Count the lines containing "notifications". Give the number alone.

-------- ENTRIES SHOWN

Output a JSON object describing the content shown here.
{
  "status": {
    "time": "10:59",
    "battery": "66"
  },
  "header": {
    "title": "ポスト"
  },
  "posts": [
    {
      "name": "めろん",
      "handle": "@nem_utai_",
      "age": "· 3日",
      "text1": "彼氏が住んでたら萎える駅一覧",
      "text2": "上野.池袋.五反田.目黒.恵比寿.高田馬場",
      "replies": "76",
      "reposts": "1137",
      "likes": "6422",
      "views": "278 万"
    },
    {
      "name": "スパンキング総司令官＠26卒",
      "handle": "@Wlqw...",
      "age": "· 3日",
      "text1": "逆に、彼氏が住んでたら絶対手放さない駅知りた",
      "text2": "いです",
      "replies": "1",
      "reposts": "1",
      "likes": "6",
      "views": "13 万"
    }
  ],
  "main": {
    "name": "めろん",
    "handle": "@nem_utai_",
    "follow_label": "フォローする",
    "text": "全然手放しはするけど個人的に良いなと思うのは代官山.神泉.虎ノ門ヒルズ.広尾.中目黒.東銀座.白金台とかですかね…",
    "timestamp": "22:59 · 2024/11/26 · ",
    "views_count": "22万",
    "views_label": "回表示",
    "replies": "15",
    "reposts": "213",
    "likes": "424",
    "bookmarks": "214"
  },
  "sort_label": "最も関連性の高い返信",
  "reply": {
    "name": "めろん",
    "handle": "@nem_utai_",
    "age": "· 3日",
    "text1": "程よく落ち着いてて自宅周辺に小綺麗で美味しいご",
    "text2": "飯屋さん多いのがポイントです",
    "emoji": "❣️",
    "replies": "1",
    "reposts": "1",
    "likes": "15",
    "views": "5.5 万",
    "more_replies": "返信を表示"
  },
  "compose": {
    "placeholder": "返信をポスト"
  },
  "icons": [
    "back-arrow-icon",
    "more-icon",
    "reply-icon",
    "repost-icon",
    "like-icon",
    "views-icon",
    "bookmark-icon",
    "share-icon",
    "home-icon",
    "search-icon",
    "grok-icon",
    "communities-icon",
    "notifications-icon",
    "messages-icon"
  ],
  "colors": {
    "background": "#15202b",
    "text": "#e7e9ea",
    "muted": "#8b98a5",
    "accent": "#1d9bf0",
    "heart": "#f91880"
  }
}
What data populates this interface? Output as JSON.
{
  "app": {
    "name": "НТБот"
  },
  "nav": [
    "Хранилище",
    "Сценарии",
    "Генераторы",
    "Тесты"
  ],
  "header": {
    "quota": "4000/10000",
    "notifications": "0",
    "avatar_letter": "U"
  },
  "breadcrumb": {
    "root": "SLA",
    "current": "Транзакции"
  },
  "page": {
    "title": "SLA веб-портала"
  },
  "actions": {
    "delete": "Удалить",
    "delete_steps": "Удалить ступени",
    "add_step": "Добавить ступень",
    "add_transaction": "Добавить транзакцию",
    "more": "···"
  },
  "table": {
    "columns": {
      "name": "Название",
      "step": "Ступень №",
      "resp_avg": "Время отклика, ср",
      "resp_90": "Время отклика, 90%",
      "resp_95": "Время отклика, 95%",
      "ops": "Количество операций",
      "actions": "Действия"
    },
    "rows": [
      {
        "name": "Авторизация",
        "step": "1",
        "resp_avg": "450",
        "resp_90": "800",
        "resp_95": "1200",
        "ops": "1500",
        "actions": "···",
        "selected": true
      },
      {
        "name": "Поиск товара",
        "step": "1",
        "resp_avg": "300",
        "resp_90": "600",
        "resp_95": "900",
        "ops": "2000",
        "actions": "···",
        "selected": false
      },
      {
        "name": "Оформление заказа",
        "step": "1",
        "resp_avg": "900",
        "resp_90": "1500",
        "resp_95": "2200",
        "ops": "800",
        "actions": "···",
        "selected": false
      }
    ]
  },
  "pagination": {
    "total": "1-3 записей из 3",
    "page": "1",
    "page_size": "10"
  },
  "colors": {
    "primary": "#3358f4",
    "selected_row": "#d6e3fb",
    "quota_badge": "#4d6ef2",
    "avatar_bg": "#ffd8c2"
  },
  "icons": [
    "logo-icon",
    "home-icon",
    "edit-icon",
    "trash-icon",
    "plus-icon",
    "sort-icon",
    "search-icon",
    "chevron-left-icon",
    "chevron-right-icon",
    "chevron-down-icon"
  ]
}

----------------

CORRECT RESPONSE =>
2